=== Task objective ===
Copy every record word for word.

═══ Records provided

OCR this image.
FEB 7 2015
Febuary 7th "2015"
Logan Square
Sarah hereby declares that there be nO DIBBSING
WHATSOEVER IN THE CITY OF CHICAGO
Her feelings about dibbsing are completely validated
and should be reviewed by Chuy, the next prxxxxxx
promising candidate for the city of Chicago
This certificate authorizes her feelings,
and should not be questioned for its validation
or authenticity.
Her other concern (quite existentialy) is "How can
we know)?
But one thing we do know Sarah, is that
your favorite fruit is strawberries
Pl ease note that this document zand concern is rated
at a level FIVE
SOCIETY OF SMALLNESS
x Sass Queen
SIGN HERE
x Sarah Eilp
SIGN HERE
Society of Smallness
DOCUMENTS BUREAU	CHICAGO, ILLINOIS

══════

=== Answer ===
OCR this image.
FEB 7 2015
Febuary 7th "2015"
Logan Square
Sarah hereby declares that there be nO DIBBSING
WHATSOEVER IN THE CITY OF CHICAGO
Her feelings about dibbsing are completely validated
and should be reviewed by Chuy, the next prxxxxxx
promising candidate for the city of Chicago
This certificate authorizes her feelings,
and should not be questioned for its validation
or authenticity.
Her other concern (quite existentialy) is "How can
we know)?
But one thing we do know Sarah, is that
your favorite fruit is strawberries
Pl ease note that this document zand concern is rated
at a level FIVE
SOCIETY OF SMALLNESS
x Sass Queen
SIGN HERE
x Sarah Eilp
SIGN HERE
Society of Smallness
DOCUMENTS BUREAU	CHICAGO, ILLINOIS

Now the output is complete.